## BEGIN Information supplied
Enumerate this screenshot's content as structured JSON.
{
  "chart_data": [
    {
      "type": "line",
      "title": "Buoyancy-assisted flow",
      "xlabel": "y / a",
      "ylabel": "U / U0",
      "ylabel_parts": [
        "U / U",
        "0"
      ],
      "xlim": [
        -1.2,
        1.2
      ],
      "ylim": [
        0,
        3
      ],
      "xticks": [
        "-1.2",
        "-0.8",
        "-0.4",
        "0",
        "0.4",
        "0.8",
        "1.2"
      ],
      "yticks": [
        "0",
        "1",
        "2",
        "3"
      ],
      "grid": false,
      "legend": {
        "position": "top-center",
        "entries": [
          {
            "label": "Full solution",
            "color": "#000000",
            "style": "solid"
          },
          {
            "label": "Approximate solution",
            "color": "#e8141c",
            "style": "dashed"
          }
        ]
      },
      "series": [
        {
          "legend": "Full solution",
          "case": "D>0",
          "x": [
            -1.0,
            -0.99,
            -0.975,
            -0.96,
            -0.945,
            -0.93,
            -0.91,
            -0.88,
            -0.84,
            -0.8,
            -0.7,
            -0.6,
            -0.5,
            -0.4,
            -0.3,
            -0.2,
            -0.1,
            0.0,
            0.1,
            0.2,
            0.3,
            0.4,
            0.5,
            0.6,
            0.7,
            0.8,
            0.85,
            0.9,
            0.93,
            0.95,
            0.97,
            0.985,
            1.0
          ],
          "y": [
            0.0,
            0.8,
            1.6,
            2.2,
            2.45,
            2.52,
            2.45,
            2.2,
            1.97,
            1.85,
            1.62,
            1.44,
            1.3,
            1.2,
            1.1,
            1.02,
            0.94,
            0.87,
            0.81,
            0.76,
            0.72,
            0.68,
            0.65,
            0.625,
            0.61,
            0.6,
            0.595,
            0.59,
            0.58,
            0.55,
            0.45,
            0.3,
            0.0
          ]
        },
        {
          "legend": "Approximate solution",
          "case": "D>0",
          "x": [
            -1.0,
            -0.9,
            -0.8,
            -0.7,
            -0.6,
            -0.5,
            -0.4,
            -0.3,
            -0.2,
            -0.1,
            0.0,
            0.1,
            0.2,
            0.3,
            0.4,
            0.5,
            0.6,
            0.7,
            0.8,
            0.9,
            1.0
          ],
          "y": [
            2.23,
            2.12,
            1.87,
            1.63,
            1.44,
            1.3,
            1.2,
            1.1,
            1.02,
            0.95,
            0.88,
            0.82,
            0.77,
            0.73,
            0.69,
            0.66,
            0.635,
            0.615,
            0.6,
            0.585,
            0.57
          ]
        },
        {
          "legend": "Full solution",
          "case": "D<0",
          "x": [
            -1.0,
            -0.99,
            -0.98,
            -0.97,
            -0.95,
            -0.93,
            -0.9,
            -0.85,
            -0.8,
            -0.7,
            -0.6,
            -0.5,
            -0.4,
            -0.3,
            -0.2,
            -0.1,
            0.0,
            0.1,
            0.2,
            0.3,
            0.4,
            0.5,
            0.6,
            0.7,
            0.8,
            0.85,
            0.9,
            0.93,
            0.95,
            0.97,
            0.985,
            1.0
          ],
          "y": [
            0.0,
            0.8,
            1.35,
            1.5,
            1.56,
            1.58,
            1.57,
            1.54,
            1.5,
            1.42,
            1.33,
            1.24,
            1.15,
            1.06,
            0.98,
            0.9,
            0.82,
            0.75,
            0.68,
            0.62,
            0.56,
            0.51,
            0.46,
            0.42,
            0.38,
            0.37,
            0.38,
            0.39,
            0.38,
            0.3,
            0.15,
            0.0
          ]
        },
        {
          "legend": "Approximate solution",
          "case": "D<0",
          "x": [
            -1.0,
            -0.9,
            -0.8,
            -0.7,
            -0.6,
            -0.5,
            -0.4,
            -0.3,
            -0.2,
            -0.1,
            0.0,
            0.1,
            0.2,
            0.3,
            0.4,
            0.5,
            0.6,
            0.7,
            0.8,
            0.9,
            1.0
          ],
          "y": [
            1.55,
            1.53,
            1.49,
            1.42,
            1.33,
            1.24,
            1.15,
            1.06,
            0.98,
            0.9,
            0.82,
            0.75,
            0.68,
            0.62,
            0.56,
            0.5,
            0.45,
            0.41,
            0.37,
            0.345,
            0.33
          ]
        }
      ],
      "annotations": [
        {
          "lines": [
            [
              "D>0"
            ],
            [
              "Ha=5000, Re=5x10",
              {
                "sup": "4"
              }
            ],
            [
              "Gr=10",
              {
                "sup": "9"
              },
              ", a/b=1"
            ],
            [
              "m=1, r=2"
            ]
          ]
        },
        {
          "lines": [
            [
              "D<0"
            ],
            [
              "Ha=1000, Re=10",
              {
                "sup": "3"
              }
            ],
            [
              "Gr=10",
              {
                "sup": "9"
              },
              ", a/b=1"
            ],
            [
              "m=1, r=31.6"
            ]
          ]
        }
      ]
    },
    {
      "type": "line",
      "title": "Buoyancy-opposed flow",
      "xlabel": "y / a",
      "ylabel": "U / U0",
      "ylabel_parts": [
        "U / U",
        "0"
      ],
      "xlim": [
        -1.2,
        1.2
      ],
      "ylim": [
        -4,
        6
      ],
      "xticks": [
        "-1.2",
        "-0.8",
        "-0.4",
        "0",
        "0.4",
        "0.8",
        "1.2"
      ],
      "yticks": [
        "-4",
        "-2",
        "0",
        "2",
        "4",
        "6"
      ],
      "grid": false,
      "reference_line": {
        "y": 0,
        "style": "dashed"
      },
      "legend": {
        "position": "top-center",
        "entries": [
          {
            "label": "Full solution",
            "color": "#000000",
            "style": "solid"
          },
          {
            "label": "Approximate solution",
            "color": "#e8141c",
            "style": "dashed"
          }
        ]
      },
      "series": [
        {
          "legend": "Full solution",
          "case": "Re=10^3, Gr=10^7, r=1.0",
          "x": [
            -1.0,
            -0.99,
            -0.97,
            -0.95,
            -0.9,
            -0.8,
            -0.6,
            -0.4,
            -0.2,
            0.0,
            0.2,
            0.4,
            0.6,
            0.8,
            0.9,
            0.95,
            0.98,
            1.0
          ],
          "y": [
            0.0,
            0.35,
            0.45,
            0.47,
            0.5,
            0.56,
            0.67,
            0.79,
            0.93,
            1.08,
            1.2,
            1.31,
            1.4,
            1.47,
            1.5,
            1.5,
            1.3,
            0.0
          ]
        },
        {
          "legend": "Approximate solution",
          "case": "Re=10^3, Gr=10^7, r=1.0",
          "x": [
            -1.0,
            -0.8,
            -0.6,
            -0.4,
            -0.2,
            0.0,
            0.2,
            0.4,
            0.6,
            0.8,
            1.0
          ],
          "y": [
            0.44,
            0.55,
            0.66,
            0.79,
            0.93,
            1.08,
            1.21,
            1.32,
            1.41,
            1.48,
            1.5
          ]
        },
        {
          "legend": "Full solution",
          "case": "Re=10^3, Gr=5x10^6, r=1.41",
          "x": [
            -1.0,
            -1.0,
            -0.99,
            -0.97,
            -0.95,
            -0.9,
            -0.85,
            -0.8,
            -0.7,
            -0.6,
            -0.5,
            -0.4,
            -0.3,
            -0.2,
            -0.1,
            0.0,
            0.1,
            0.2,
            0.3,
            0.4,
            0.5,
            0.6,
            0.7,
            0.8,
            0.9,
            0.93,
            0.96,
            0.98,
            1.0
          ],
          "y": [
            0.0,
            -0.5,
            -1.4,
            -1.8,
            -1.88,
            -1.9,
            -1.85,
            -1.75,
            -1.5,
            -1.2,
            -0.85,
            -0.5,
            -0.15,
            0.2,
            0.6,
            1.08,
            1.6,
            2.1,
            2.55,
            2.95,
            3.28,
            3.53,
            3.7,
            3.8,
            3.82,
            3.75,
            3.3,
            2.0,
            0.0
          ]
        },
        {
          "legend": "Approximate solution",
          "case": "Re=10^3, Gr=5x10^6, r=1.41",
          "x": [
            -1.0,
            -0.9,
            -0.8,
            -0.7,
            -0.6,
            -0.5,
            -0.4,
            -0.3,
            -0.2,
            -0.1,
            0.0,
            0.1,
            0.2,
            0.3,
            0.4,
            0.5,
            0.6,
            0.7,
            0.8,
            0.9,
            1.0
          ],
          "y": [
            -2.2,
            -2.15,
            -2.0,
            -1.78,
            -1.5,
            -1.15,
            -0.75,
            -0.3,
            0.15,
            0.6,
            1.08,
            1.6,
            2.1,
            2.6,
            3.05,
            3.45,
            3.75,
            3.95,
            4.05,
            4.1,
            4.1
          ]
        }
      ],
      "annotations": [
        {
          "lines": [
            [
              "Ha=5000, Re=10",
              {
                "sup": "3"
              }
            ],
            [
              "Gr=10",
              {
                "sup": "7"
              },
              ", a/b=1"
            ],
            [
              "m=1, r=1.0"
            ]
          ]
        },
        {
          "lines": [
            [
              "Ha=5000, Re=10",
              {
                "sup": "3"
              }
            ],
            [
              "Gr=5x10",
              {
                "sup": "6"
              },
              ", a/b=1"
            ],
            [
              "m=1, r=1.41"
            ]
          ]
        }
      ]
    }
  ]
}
## END Information supplied
Exercise task: Return each line of the listing that holds the string "title".

The result:
      "title": "Buoyancy-assisted flow",
      "title": "Buoyancy-opposed flow",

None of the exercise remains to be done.